TASK GOAL: Transcribe each of the records below exactly, excluding all pictures.

- - - - -

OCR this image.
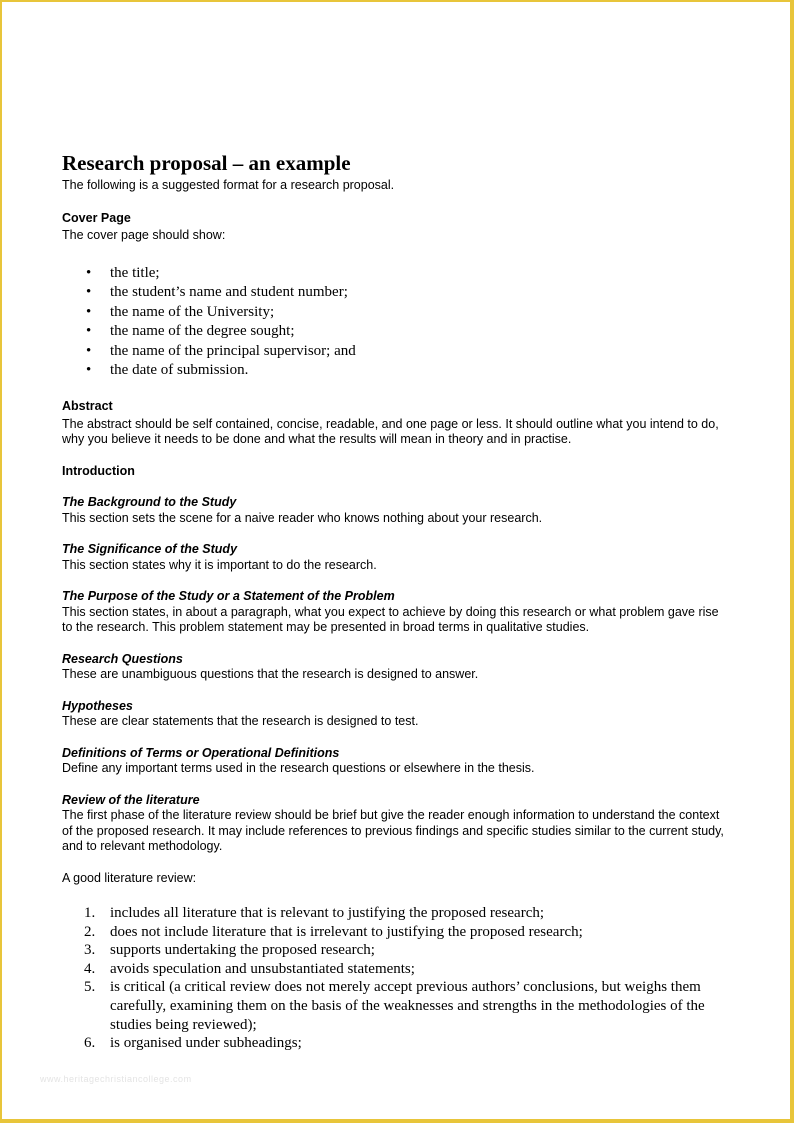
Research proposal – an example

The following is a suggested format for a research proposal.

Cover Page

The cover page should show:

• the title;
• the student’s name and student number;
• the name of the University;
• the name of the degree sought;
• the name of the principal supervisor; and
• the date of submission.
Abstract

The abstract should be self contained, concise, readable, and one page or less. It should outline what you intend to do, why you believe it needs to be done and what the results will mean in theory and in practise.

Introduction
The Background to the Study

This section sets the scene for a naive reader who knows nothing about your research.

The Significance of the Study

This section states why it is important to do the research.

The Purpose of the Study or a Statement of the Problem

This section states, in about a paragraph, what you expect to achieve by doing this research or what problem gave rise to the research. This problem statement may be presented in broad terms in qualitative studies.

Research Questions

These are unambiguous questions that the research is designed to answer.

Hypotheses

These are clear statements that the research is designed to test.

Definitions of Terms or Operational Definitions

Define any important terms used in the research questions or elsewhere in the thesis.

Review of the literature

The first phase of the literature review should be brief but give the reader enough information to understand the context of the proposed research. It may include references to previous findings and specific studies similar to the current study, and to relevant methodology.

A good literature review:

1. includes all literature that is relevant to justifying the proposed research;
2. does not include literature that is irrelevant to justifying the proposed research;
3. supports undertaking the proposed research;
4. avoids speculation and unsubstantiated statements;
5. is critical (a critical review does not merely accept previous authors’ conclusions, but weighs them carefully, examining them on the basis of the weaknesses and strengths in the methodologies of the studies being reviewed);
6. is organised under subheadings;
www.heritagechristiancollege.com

- - - - -

TASK ANSWER:
OCR this image.
Research proposal – an example

The following is a suggested format for a research proposal.

Cover Page

The cover page should show:

• the title;
• the student’s name and student number;
• the name of the University;
• the name of the degree sought;
• the name of the principal supervisor; and
• the date of submission.
Abstract

The abstract should be self contained, concise, readable, and one page or less. It should outline what you intend to do, why you believe it needs to be done and what the results will mean in theory and in practise.

Introduction
The Background to the Study

This section sets the scene for a naive reader who knows nothing about your research.

The Significance of the Study

This section states why it is important to do the research.

The Purpose of the Study or a Statement of the Problem

This section states, in about a paragraph, what you expect to achieve by doing this research or what problem gave rise to the research. This problem statement may be presented in broad terms in qualitative studies.

Research Questions

These are unambiguous questions that the research is designed to answer.

Hypotheses

These are clear statements that the research is designed to test.

Definitions of Terms or Operational Definitions

Define any important terms used in the research questions or elsewhere in the thesis.

Review of the literature

The first phase of the literature review should be brief but give the reader enough information to understand the context of the proposed research. It may include references to previous findings and specific studies similar to the current study, and to relevant methodology.

A good literature review:

1. includes all literature that is relevant to justifying the proposed research;
2. does not include literature that is irrelevant to justifying the proposed research;
3. supports undertaking the proposed research;
4. avoids speculation and unsubstantiated statements;
5. is critical (a critical review does not merely accept previous authors’ conclusions, but weighs them carefully, examining them on the basis of the weaknesses and strengths in the methodologies of the studies being reviewed);
6. is organised under subheadings;
www.heritagechristiancollege.com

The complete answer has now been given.